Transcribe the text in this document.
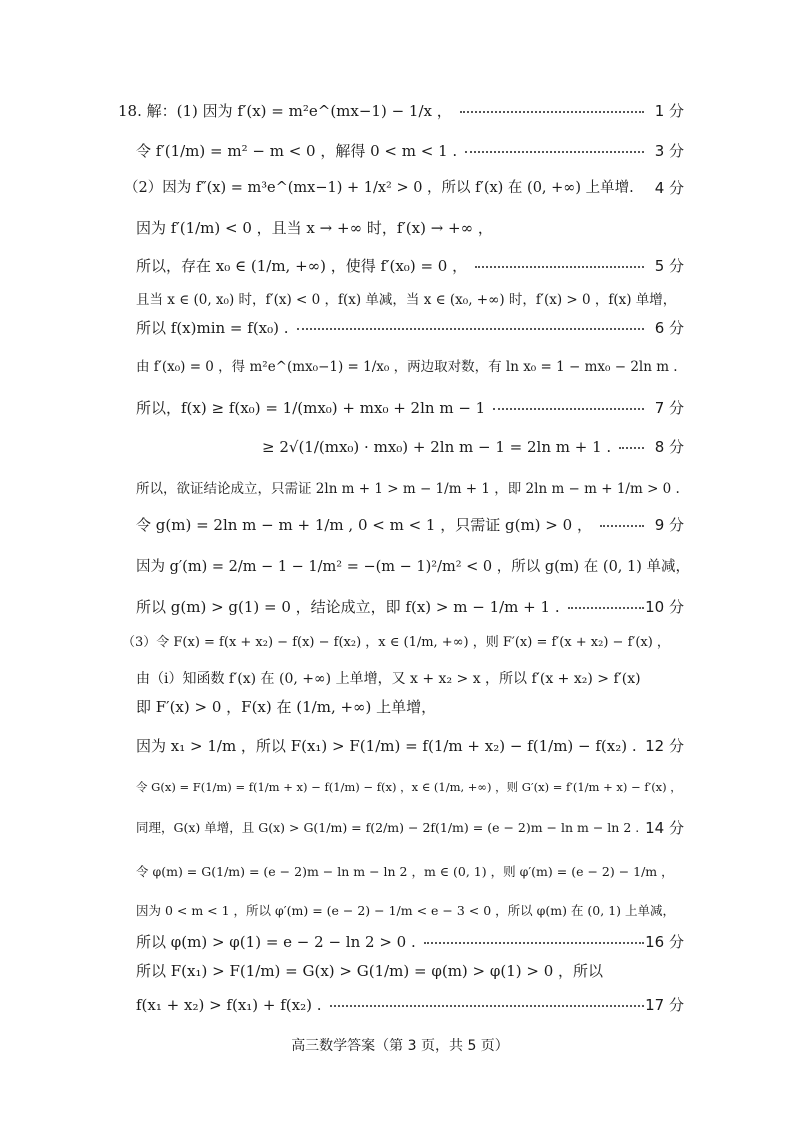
18. 解：(1) 因为 f′(x) = m²e^(mx−1) − 1/x ，	1 分
令 f′(1/m) = m² − m < 0 ，解得 0 < m < 1 .	3 分
（2）因为 f″(x) = m³e^(mx−1) + 1/x² > 0 ，所以 f′(x) 在 (0, +∞) 上单增. 4 分
因为 f′(1/m) < 0 ，且当 x → +∞ 时，f′(x) → +∞ ，
所以，存在 x₀ ∈ (1/m, +∞) ，使得 f′(x₀) = 0 ，	5 分
且当 x ∈ (0, x₀) 时，f′(x) < 0 ，f(x) 单减，当 x ∈ (x₀, +∞) 时，f′(x) > 0 ，f(x) 单增，
所以 f(x)min = f(x₀) .	6 分
由 f′(x₀) = 0 ，得 m²e^(mx₀−1) = 1/x₀ ，两边取对数，有 ln x₀ = 1 − mx₀ − 2ln m .
所以，f(x) ≥ f(x₀) = 1/(mx₀) + mx₀ + 2ln m − 1	7 分
≥ 2√(1/(mx₀) · mx₀) + 2ln m − 1 = 2ln m + 1 .	8 分
所以，欲证结论成立，只需证 2ln m + 1 > m − 1/m + 1 ，即 2ln m − m + 1/m > 0 .
令 g(m) = 2ln m − m + 1/m , 0 < m < 1 ，只需证 g(m) > 0 ，	9 分
因为 g′(m) = 2/m − 1 − 1/m² = −(m − 1)²/m² < 0 ，所以 g(m) 在 (0, 1) 单减，
所以 g(m) > g(1) = 0 ，结论成立，即 f(x) > m − 1/m + 1 .	10 分
（3）令 F(x) = f(x + x₂) − f(x) − f(x₂) ，x ∈ (1/m, +∞) ，则 F′(x) = f′(x + x₂) − f′(x) ，
由（ⅰ）知函数 f′(x) 在 (0, +∞) 上单增，又 x + x₂ > x ，所以 f′(x + x₂) > f′(x)
即 F′(x) > 0 ，F(x) 在 (1/m, +∞) 上单增，
因为 x₁ > 1/m ，所以 F(x₁) > F(1/m) = f(1/m + x₂) − f(1/m) − f(x₂) . 12 分
令 G(x) = F(1/m) = f(1/m + x) − f(1/m) − f(x) ，x ∈ (1/m, +∞) ，则 G′(x) = f′(1/m + x) − f′(x) ，
同理，G(x) 单增，且 G(x) > G(1/m) = f(2/m) − 2f(1/m) = (e − 2)m − ln m − ln 2 . 14 分
令 φ(m) = G(1/m) = (e − 2)m − ln m − ln 2 ，m ∈ (0, 1) ，则 φ′(m) = (e − 2) − 1/m ，
因为 0 < m < 1 ，所以 φ′(m) = (e − 2) − 1/m < e − 3 < 0 ，所以 φ(m) 在 (0, 1) 上单减，
所以 φ(m) > φ(1) = e − 2 − ln 2 > 0 .	16 分
所以 F(x₁) > F(1/m) = G(x) > G(1/m) = φ(m) > φ(1) > 0 ，所以
f(x₁ + x₂) > f(x₁) + f(x₂) .	17 分
高三数学答案（第 3 页，共 5 页）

────────────────────────────────────────

▶ **Problem description**: Reproduce the records verbatim, omitting all images they contain.

▶ **Final result**:
Transcribe the text in this document.
18. 解：(1) 因为 f′(x) = m²e^(mx−1) − 1/x ，	1 分
令 f′(1/m) = m² − m < 0 ，解得 0 < m < 1 .	3 分
（2）因为 f″(x) = m³e^(mx−1) + 1/x² > 0 ，所以 f′(x) 在 (0, +∞) 上单增. 4 分
因为 f′(1/m) < 0 ，且当 x → +∞ 时，f′(x) → +∞ ，
所以，存在 x₀ ∈ (1/m, +∞) ，使得 f′(x₀) = 0 ，	5 分
且当 x ∈ (0, x₀) 时，f′(x) < 0 ，f(x) 单减，当 x ∈ (x₀, +∞) 时，f′(x) > 0 ，f(x) 单增，
所以 f(x)min = f(x₀) .	6 分
由 f′(x₀) = 0 ，得 m²e^(mx₀−1) = 1/x₀ ，两边取对数，有 ln x₀ = 1 − mx₀ − 2ln m .
所以，f(x) ≥ f(x₀) = 1/(mx₀) + mx₀ + 2ln m − 1	7 分
≥ 2√(1/(mx₀) · mx₀) + 2ln m − 1 = 2ln m + 1 .	8 分
所以，欲证结论成立，只需证 2ln m + 1 > m − 1/m + 1 ，即 2ln m − m + 1/m > 0 .
令 g(m) = 2ln m − m + 1/m , 0 < m < 1 ，只需证 g(m) > 0 ，	9 分
因为 g′(m) = 2/m − 1 − 1/m² = −(m − 1)²/m² < 0 ，所以 g(m) 在 (0, 1) 单减，
所以 g(m) > g(1) = 0 ，结论成立，即 f(x) > m − 1/m + 1 .	10 分
（3）令 F(x) = f(x + x₂) − f(x) − f(x₂) ，x ∈ (1/m, +∞) ，则 F′(x) = f′(x + x₂) − f′(x) ，
由（ⅰ）知函数 f′(x) 在 (0, +∞) 上单增，又 x + x₂ > x ，所以 f′(x + x₂) > f′(x)
即 F′(x) > 0 ，F(x) 在 (1/m, +∞) 上单增，
因为 x₁ > 1/m ，所以 F(x₁) > F(1/m) = f(1/m + x₂) − f(1/m) − f(x₂) . 12 分
令 G(x) = F(1/m) = f(1/m + x) − f(1/m) − f(x) ，x ∈ (1/m, +∞) ，则 G′(x) = f′(1/m + x) − f′(x) ，
同理，G(x) 单增，且 G(x) > G(1/m) = f(2/m) − 2f(1/m) = (e − 2)m − ln m − ln 2 . 14 分
令 φ(m) = G(1/m) = (e − 2)m − ln m − ln 2 ，m ∈ (0, 1) ，则 φ′(m) = (e − 2) − 1/m ，
因为 0 < m < 1 ，所以 φ′(m) = (e − 2) − 1/m < e − 3 < 0 ，所以 φ(m) 在 (0, 1) 上单减，
所以 φ(m) > φ(1) = e − 2 − ln 2 > 0 .	16 分
所以 F(x₁) > F(1/m) = G(x) > G(1/m) = φ(m) > φ(1) > 0 ，所以
f(x₁ + x₂) > f(x₁) + f(x₂) .	17 分
高三数学答案（第 3 页，共 5 页）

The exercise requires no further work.